1970 Alabama 500
- 1970 Alabama 500 program cover, featuring the winner of the inaugural Talladega race, Richard Brickhouse.
- Date: April 12, 1970
- Location: Alabama International Motor Speedway, Talladega, Alabama
- Course: Permanent racing facility
- Course length: 2.66 miles (4.3 km)
- Distance: 188 laps, 500 mi (800 km)
- Weather: 68 °F (20 °C); wind speeds of 8.9 miles per hour (14.3 km/h)
- Average speed: 152.321 miles per hour (245.137 km/h)
- Attendance: 36,000

Pole position
- Driver: Bobby Isaac; / Nord Krauskopf

Most laps led
- Driver: Buddy Baker / Cotton Owens
- Laps: 101

Winner
- No. 40: Pete Hamilton / Petty Enterprises

Television in the United States
- Network: ABC (second half)

* _Complete the following_
[1] Retype the part of the 1970 Alabama 500 summary starting with "- Date: April" and going on through "hour (14.3 km/h)".
[2] According to the 1970 Alabama 500 summary, is each of these statements true? Answer yes or no for each and quote the deciding words: (a) The race was held on April 12, 1970. (b) Buddy Baker won the race. (c) ABC televised the entire race.
Rely only on the 1970 Alabama 500 summary for what follows.

* _Material_
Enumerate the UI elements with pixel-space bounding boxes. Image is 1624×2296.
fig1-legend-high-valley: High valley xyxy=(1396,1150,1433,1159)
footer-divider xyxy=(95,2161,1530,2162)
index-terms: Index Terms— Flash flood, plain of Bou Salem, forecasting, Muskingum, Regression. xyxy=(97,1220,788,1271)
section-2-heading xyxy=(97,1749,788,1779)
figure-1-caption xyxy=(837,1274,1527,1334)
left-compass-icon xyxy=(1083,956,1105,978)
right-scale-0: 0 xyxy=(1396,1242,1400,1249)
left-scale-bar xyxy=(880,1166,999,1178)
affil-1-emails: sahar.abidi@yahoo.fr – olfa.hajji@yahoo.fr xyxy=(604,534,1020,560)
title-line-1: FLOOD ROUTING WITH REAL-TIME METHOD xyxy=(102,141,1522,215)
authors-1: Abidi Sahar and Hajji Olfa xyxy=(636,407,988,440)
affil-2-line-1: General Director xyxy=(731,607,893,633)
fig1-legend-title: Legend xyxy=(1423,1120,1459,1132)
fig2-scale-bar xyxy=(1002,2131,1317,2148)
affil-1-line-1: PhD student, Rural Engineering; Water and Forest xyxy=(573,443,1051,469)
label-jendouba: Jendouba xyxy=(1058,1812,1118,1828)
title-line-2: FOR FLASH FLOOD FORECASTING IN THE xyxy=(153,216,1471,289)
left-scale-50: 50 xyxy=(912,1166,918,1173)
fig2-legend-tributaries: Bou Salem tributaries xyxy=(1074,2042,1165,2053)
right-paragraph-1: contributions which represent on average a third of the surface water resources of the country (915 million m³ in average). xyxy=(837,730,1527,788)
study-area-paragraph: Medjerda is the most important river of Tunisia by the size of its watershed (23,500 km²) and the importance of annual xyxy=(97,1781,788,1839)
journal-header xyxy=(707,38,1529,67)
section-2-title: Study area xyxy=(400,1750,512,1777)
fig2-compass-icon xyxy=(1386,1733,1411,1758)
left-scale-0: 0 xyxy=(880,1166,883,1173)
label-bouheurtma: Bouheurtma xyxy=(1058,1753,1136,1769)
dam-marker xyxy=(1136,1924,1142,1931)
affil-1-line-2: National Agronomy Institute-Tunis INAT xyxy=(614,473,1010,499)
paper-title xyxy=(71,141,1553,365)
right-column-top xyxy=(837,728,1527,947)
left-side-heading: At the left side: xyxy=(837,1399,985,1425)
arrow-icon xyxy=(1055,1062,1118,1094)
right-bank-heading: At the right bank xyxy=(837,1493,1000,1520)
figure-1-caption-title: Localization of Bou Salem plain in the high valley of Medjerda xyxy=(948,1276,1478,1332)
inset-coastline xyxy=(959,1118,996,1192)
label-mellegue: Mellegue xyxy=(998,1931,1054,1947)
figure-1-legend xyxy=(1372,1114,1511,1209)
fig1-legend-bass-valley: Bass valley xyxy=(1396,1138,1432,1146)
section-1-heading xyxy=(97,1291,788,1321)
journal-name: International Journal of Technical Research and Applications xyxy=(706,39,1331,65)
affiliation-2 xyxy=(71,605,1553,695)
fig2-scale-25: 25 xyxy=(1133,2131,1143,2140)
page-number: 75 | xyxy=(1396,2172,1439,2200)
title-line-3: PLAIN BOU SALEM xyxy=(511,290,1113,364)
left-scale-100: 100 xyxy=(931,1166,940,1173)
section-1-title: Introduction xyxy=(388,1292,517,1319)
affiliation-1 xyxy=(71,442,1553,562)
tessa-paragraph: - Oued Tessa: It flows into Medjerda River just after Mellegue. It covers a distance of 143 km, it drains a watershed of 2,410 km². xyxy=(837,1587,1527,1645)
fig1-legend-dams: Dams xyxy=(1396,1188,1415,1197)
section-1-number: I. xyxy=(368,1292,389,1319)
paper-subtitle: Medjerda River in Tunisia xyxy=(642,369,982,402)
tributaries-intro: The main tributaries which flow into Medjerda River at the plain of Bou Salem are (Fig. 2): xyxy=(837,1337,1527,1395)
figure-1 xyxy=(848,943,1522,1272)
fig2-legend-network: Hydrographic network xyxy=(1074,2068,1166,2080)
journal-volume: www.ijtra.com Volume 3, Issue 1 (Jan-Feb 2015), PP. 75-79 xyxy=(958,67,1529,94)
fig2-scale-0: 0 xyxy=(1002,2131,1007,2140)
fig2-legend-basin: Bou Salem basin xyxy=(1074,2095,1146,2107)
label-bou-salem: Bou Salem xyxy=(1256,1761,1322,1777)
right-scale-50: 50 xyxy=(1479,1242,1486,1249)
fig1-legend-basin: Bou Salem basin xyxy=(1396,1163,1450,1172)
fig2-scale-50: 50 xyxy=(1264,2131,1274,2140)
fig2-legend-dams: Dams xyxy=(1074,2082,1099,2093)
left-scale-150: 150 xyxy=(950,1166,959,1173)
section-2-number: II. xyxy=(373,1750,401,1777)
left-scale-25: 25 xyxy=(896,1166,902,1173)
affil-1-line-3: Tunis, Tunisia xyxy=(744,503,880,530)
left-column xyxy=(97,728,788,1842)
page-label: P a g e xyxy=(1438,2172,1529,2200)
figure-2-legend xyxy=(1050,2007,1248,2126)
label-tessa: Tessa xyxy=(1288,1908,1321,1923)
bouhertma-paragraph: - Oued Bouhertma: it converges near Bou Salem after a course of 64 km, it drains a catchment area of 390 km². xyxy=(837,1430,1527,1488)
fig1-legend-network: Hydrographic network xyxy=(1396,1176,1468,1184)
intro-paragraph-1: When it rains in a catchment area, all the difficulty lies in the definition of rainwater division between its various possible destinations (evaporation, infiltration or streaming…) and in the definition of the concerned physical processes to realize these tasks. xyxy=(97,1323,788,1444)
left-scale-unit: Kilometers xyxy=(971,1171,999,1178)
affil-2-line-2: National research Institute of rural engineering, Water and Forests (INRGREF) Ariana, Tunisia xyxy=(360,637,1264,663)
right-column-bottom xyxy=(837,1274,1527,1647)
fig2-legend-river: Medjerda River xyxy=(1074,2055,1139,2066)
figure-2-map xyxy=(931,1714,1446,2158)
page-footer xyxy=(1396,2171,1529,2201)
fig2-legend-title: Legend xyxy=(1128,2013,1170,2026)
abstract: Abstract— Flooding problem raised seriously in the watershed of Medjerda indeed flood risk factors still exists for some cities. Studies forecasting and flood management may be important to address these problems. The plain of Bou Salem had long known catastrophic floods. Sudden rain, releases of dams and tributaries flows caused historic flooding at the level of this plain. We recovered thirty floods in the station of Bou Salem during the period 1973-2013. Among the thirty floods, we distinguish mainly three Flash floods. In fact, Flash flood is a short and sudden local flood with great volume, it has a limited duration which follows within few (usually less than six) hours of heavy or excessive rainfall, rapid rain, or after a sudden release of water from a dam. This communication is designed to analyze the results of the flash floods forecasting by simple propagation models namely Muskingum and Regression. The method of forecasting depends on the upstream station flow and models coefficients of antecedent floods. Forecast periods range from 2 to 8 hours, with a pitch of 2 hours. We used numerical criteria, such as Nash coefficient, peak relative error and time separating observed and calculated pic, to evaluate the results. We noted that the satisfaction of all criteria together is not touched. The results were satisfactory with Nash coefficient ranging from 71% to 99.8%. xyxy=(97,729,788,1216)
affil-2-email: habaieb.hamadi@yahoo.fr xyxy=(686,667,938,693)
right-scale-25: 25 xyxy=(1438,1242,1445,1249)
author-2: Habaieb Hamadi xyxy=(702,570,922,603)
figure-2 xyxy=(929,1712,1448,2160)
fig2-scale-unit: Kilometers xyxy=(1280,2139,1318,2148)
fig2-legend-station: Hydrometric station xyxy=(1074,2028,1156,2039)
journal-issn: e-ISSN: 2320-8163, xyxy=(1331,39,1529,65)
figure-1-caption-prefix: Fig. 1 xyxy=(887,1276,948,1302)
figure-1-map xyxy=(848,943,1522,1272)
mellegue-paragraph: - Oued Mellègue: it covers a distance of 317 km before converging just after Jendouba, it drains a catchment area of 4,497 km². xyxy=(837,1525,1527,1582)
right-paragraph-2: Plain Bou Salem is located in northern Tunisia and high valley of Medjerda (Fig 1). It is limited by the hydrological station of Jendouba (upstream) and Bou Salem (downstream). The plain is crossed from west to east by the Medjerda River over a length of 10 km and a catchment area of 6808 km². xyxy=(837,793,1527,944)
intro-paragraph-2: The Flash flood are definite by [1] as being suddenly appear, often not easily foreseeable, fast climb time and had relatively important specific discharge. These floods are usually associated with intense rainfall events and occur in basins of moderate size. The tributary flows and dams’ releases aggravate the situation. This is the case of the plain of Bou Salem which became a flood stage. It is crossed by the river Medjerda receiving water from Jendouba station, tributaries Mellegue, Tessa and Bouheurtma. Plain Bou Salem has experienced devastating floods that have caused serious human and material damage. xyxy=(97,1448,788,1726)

* _Completed exercise_
[1]
- Date: April 12, 1970
- Location: Alabama International Motor Speedway, Talladega, Alabama
- Course: Permanent racing facility
- Course length: 2.66 miles (4.3 km)
- Distance: 188 laps, 500 mi (800 km)
- Weather: 68 °F (20 °C); wind speeds of 8.9 miles per hour (14.3 km/h)

[2]
(a) Yes: "Date: April 12, 1970"
(b) No: "Winner - No. 40: Pete Hamilton / Petty Enterprises"
(c) No: "Network: ABC (second half)"